The records that follow are to be repeated without alteration.

■ ■ ■

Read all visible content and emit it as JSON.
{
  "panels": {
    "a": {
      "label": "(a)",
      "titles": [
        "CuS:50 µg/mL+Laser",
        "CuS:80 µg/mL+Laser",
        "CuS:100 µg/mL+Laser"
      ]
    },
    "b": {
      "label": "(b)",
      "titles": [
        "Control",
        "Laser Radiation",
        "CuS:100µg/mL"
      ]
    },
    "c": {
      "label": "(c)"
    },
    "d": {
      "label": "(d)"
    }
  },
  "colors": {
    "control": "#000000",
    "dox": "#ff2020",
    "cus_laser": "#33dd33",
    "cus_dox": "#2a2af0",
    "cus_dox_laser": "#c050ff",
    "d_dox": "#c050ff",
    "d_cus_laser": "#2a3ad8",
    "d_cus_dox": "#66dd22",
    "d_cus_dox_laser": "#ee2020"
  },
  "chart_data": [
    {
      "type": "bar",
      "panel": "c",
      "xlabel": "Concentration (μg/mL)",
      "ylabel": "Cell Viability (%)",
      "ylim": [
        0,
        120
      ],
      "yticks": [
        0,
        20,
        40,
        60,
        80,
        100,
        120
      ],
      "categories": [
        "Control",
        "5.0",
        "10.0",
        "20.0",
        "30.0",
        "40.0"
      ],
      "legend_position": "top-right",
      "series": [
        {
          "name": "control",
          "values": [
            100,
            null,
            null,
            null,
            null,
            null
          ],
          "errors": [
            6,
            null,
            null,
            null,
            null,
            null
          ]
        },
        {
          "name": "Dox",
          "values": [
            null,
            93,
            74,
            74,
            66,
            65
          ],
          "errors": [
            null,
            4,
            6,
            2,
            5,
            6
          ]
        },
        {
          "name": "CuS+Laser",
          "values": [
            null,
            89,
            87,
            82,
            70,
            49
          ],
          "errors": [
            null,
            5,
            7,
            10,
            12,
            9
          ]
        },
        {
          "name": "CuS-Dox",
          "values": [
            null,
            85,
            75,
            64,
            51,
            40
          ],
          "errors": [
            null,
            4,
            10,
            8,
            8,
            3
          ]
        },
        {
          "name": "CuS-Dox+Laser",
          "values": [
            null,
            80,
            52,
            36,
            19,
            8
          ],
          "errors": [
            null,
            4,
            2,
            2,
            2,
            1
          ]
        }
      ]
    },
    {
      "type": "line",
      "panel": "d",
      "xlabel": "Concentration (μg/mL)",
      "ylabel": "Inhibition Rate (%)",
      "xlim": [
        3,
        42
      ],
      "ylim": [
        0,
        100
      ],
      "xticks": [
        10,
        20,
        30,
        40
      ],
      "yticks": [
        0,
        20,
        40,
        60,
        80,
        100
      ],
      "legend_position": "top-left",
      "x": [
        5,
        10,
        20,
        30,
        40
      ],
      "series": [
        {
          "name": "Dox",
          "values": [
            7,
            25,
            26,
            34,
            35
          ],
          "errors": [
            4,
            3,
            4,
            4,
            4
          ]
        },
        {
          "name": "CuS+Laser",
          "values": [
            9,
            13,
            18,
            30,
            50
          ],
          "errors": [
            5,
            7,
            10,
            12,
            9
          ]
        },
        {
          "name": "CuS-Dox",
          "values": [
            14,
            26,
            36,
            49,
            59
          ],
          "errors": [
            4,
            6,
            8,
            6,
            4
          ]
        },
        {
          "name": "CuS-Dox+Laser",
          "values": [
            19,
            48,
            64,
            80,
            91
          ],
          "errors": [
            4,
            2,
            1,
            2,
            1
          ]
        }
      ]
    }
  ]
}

■ ■ ■

◆ RESULT
Read all visible content and emit it as JSON.
{
  "panels": {
    "a": {
      "label": "(a)",
      "titles": [
        "CuS:50 µg/mL+Laser",
        "CuS:80 µg/mL+Laser",
        "CuS:100 µg/mL+Laser"
      ]
    },
    "b": {
      "label": "(b)",
      "titles": [
        "Control",
        "Laser Radiation",
        "CuS:100µg/mL"
      ]
    },
    "c": {
      "label": "(c)"
    },
    "d": {
      "label": "(d)"
    }
  },
  "colors": {
    "control": "#000000",
    "dox": "#ff2020",
    "cus_laser": "#33dd33",
    "cus_dox": "#2a2af0",
    "cus_dox_laser": "#c050ff",
    "d_dox": "#c050ff",
    "d_cus_laser": "#2a3ad8",
    "d_cus_dox": "#66dd22",
    "d_cus_dox_laser": "#ee2020"
  },
  "chart_data": [
    {
      "type": "bar",
      "panel": "c",
      "xlabel": "Concentration (μg/mL)",
      "ylabel": "Cell Viability (%)",
      "ylim": [
        0,
        120
      ],
      "yticks": [
        0,
        20,
        40,
        60,
        80,
        100,
        120
      ],
      "categories": [
        "Control",
        "5.0",
        "10.0",
        "20.0",
        "30.0",
        "40.0"
      ],
      "legend_position": "top-right",
      "series": [
        {
          "name": "control",
          "values": [
            100,
            null,
            null,
            null,
            null,
            null
          ],
          "errors": [
            6,
            null,
            null,
            null,
            null,
            null
          ]
        },
        {
          "name": "Dox",
          "values": [
            null,
            93,
            74,
            74,
            66,
            65
          ],
          "errors": [
            null,
            4,
            6,
            2,
            5,
            6
          ]
        },
        {
          "name": "CuS+Laser",
          "values": [
            null,
            89,
            87,
            82,
            70,
            49
          ],
          "errors": [
            null,
            5,
            7,
            10,
            12,
            9
          ]
        },
        {
          "name": "CuS-Dox",
          "values": [
            null,
            85,
            75,
            64,
            51,
            40
          ],
          "errors": [
            null,
            4,
            10,
            8,
            8,
            3
          ]
        },
        {
          "name": "CuS-Dox+Laser",
          "values": [
            null,
            80,
            52,
            36,
            19,
            8
          ],
          "errors": [
            null,
            4,
            2,
            2,
            2,
            1
          ]
        }
      ]
    },
    {
      "type": "line",
      "panel": "d",
      "xlabel": "Concentration (μg/mL)",
      "ylabel": "Inhibition Rate (%)",
      "xlim": [
        3,
        42
      ],
      "ylim": [
        0,
        100
      ],
      "xticks": [
        10,
        20,
        30,
        40
      ],
      "yticks": [
        0,
        20,
        40,
        60,
        80,
        100
      ],
      "legend_position": "top-left",
      "x": [
        5,
        10,
        20,
        30,
        40
      ],
      "series": [
        {
          "name": "Dox",
          "values": [
            7,
            25,
            26,
            34,
            35
          ],
          "errors": [
            4,
            3,
            4,
            4,
            4
          ]
        },
        {
          "name": "CuS+Laser",
          "values": [
            9,
            13,
            18,
            30,
            50
          ],
          "errors": [
            5,
            7,
            10,
            12,
            9
          ]
        },
        {
          "name": "CuS-Dox",
          "values": [
            14,
            26,
            36,
            49,
            59
          ],
          "errors": [
            4,
            6,
            8,
            6,
            4
          ]
        },
        {
          "name": "CuS-Dox+Laser",
          "values": [
            19,
            48,
            64,
            80,
            91
          ],
          "errors": [
            4,
            2,
            1,
            2,
            1
          ]
        }
      ]
    }
  ]
}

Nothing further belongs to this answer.